STATED GOAL: Write out every line of the entries below word for word, leaving out the pictures.

PROVIDED ENTRIES:
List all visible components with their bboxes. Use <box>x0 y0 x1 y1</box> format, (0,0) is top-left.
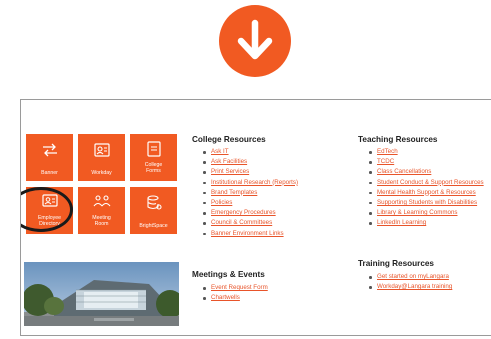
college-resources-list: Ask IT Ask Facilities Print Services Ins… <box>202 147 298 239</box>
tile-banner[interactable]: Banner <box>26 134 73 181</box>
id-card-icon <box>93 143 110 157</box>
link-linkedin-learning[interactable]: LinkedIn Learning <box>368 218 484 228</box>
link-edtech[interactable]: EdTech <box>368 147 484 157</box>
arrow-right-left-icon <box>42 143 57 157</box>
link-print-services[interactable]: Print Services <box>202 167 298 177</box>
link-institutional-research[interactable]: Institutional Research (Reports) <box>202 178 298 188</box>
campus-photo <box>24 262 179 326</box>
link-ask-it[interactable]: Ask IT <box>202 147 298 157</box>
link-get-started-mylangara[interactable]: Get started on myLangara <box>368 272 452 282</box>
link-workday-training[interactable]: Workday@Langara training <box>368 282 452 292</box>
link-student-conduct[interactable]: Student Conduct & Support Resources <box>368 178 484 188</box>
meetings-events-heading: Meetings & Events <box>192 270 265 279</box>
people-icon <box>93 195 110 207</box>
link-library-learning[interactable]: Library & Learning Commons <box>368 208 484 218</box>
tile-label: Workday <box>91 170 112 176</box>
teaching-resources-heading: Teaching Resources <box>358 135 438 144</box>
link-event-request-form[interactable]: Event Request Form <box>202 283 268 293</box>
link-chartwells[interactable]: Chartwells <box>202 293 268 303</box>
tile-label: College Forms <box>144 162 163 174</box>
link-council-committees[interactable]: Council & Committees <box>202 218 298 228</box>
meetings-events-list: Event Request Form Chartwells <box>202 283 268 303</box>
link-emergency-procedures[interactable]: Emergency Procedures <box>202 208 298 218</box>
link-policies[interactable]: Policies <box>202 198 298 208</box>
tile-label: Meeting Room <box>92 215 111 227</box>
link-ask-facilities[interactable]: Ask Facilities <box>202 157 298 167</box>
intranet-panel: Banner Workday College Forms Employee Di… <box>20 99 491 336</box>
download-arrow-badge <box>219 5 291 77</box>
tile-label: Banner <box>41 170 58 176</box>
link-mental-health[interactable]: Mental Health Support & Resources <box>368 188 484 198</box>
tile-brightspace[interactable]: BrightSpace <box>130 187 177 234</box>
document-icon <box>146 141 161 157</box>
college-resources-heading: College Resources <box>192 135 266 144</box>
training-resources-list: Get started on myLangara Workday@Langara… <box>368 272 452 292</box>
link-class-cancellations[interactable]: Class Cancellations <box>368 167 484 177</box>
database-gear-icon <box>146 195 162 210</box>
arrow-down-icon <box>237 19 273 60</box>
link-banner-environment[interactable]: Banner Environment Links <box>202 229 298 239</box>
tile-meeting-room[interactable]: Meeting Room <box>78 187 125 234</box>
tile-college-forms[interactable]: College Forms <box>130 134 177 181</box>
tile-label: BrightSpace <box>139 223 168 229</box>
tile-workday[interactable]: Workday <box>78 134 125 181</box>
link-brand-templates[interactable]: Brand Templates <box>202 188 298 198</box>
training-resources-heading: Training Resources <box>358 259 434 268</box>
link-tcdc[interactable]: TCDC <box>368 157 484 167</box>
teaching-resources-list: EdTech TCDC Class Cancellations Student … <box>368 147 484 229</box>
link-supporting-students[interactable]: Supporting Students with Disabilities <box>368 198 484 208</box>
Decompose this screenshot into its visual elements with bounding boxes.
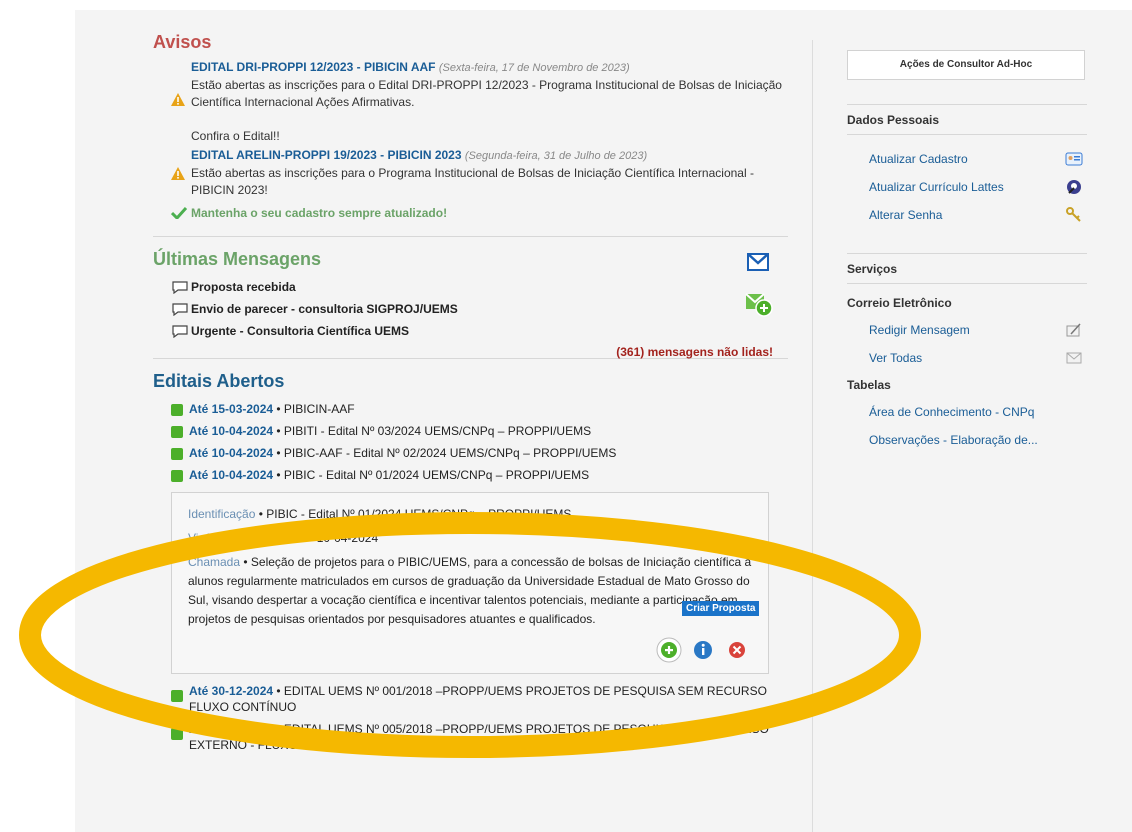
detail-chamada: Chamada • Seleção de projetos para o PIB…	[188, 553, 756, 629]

FINAL RESULT:
List all visible components with their bboxes. Use <box>x0 y0 x1 y1</box> format, (0,0) is top-left.
college-resources-list: Ask IT Ask Facilities Print Services Ins… <box>202 147 298 239</box>
tile-banner[interactable]: Banner <box>26 134 73 181</box>
id-card-icon <box>93 143 110 157</box>
link-linkedin-learning[interactable]: LinkedIn Learning <box>368 218 484 228</box>
link-edtech[interactable]: EdTech <box>368 147 484 157</box>
arrow-right-left-icon <box>42 143 57 157</box>
link-print-services[interactable]: Print Services <box>202 167 298 177</box>
link-institutional-research[interactable]: Institutional Research (Reports) <box>202 178 298 188</box>
campus-photo <box>24 262 179 326</box>
link-ask-it[interactable]: Ask IT <box>202 147 298 157</box>
link-get-started-mylangara[interactable]: Get started on myLangara <box>368 272 452 282</box>
link-workday-training[interactable]: Workday@Langara training <box>368 282 452 292</box>
link-student-conduct[interactable]: Student Conduct & Support Resources <box>368 178 484 188</box>
meetings-events-heading: Meetings & Events <box>192 270 265 279</box>
people-icon <box>93 195 110 207</box>
link-library-learning[interactable]: Library & Learning Commons <box>368 208 484 218</box>
tile-label: Workday <box>91 170 112 176</box>
teaching-resources-heading: Teaching Resources <box>358 135 438 144</box>
link-event-request-form[interactable]: Event Request Form <box>202 283 268 293</box>
link-chartwells[interactable]: Chartwells <box>202 293 268 303</box>
tile-label: College Forms <box>144 162 163 174</box>
link-council-committees[interactable]: Council & Committees <box>202 218 298 228</box>
meetings-events-list: Event Request Form Chartwells <box>202 283 268 303</box>
link-emergency-procedures[interactable]: Emergency Procedures <box>202 208 298 218</box>
link-policies[interactable]: Policies <box>202 198 298 208</box>
tile-label: Meeting Room <box>92 215 111 227</box>
link-ask-facilities[interactable]: Ask Facilities <box>202 157 298 167</box>
intranet-panel: Banner Workday College Forms Employee Di… <box>20 99 491 336</box>
download-arrow-badge <box>219 5 291 77</box>
tile-label: Banner <box>41 170 58 176</box>
link-mental-health[interactable]: Mental Health Support & Resources <box>368 188 484 198</box>
tile-brightspace[interactable]: BrightSpace <box>130 187 177 234</box>
document-icon <box>146 141 161 157</box>
college-resources-heading: College Resources <box>192 135 266 144</box>
training-resources-list: Get started on myLangara Workday@Langara… <box>368 272 452 292</box>
link-class-cancellations[interactable]: Class Cancellations <box>368 167 484 177</box>
database-gear-icon <box>146 195 162 210</box>
arrow-down-icon <box>237 19 273 60</box>
link-banner-environment[interactable]: Banner Environment Links <box>202 229 298 239</box>
tile-meeting-room[interactable]: Meeting Room <box>78 187 125 234</box>
tile-college-forms[interactable]: College Forms <box>130 134 177 181</box>
tile-label: BrightSpace <box>139 223 168 229</box>
tile-workday[interactable]: Workday <box>78 134 125 181</box>
link-brand-templates[interactable]: Brand Templates <box>202 188 298 198</box>
training-resources-heading: Training Resources <box>358 259 434 268</box>
link-tcdc[interactable]: TCDC <box>368 157 484 167</box>
teaching-resources-list: EdTech TCDC Class Cancellations Student … <box>368 147 484 229</box>
link-supporting-students[interactable]: Supporting Students with Disabilities <box>368 198 484 208</box>
Decompose this screenshot into its visual elements with bounding boxes.
detail-chamada: Chamada • Seleção de projetos para o PIB…	[188, 553, 756, 629]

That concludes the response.